» Dataset items:
***
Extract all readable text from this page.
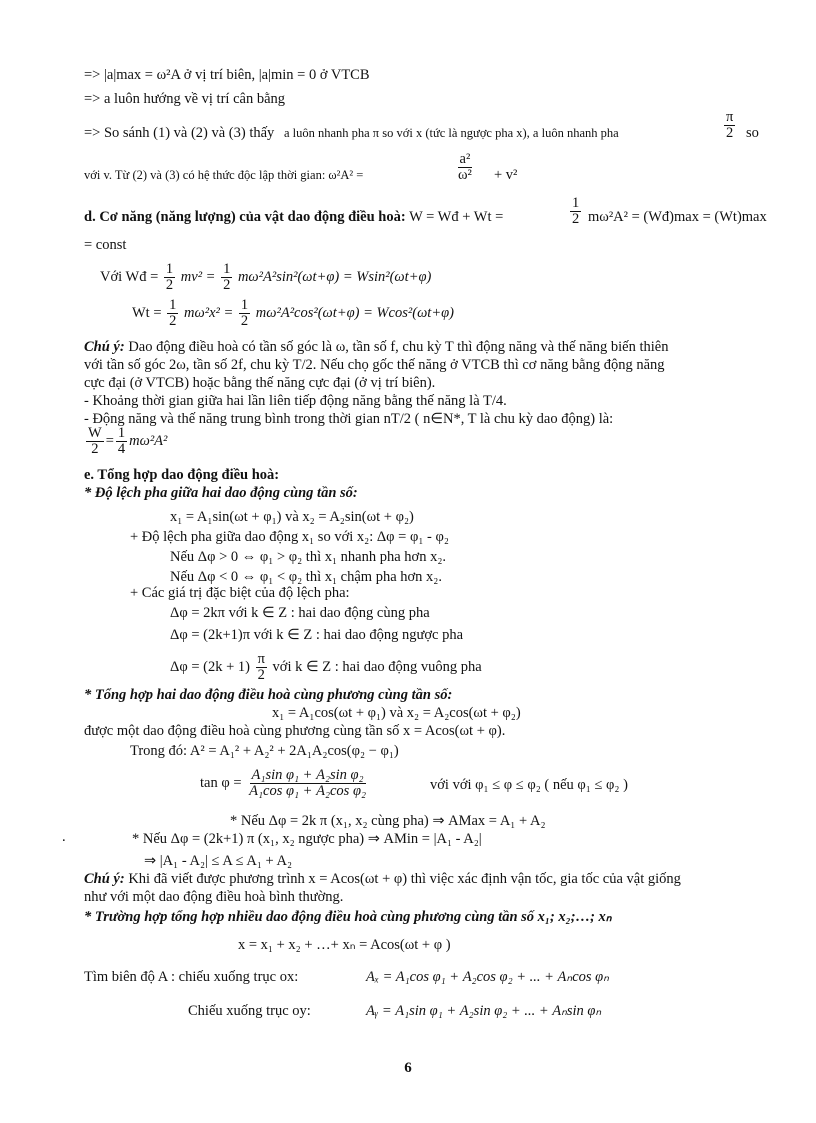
=> |a|max = ω²A ở vị trí biên, |a|min = 0 ở VTCB
=> a luôn hướng về vị trí cân bằng
=> So sánh (1) và (2) và (3) thấy a luôn nhanh pha π so với x (tức là ngược pha x), a luôn nhanh pha	$\frac{\pi}{2}$ so
với v. Từ (2) và (3) có hệ thức độc lập thời gian: ω²A² =	$\frac{\text{a²}}{\text{ω²}} + v^2$
d. Cơ năng (năng lượng) của vật dao động điều hoà: W = Wđ + Wt =	$\frac{1}{2} m\omega^2A^2$ = (Wđ)max = (Wt)max
= const
Với Wđ = $\frac{1}{2} mv^2 = \frac{1}{2} m\omega^2A^2\sin^2(\omega t+\varphi) = Wsin^2(\omega t+\varphi)$
$Wt = \frac{1}{2} m\omega^2x^2 = \frac{1}{2} m\omega^2A^2\cos^2(\omega t+\varphi) = Wcos^2(\omega t+\varphi)$
Chú ý: Dao động điều hoà có tần số góc là ω, tần số f, chu kỳ T thì động năng và thế năng biến thiên
với tần số góc 2ω, tần số 2f, chu kỳ T/2. Nếu chọ gốc thế năng ở VTCB thì cơ năng bằng động năng
cực đại (ở VTCB) hoặc bằng thế năng cực đại (ở vị trí biên).
- Khoảng thời gian giữa hai lần liên tiếp động năng bằng thế năng là T/4.
- Động năng và thế năng trung bình trong thời gian nT/2 ( n∈N*, T là chu kỳ dao động) là:
$\frac{W}{2} = \frac{1}{4} m\omega^2A^2$
e. Tổng hợp dao động điều hoà:
* Độ lệch pha giữa hai dao động cùng tần số:
x₁ = A₁sin(ωt + φ₁) và x₂ = A₂sin(ωt + φ₂)
+ Độ lệch pha giữa dao động x₁ so với x₂: Δφ = φ₁ - φ₂
Nếu Δφ > 0 ⇔ φ₁ > φ₂ thì x₁ nhanh pha hơn x₂.
Nếu Δφ < 0 ⇔ φ₁ < φ₂ thì x₁ chậm pha hơn x₂.
+ Các giá trị đặc biệt của độ lệch pha:
Δφ = 2kπ với k ∈ Z : hai dao động cùng pha
Δφ = (2k+1)π với k ∈ Z : hai dao động ngược pha
$\Delta\varphi = (2k + 1) \frac{\pi}{2}$ với k ∈ Z : hai dao động vuông pha
* Tổng hợp hai dao động điều hoà cùng phương cùng tần số:
x₁ = A₁cos(ωt + φ₁) và x₂ = A₂cos(ωt + φ₂)
được một dao động điều hoà cùng phương cùng tần số x = Acos(ωt + φ).
Trong đó: A² = A₁² + A₂² + 2A₁A₂cos(φ₂ − φ₁)
$\tan \varphi = \frac{\text{A₁sin φ₁ + A₂sin φ₂}}{\text{A₁cos φ₁ + A₂cos φ₂}}$	với với φ₁ ≤ φ ≤ φ₂ ( nếu φ₁ ≤ φ₂ )
* Nếu Δφ = 2k π (x₁, x₂ cùng pha) ⇒ AMax = A₁ + A₂
.	* Nếu Δφ = (2k+1) π (x₁, x₂ ngược pha) ⇒ AMin = |A₁ - A₂|
⇒ |A₁ - A₂| ≤ A ≤ A₁ + A₂
Chú ý: Khi đã viết được phương trình x = Acos(ωt + φ) thì việc xác định vận tốc, gia tốc của vật giống
như với một dao động điều hoà bình thường.
* Trường hợp tổng hợp nhiều dao động điều hoà cùng phương cùng tần số x₁; x₂;…; xₙ
x = x₁ + x₂ + …+ xₙ = Acos(ωt + φ )
Tìm biên độ A : chiếu xuống trục ox:	Aₓ = A₁cos φ₁ + A₂cos φ₂ + ... + Aₙcos φₙ
Chiếu xuống trục oy:	Aᵧ = A₁sin φ₁ + A₂sin φ₂ + ... + Aₙsin φₙ
6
***
» Exercise goal: Report each line of the material above where the word "bình" appears.

» Problem solution:
- Động năng và thế năng trung bình trong thời gian nT/2 ( n∈N*, T là chu kỳ dao động) là:
như với một dao động điều hoà bình thường.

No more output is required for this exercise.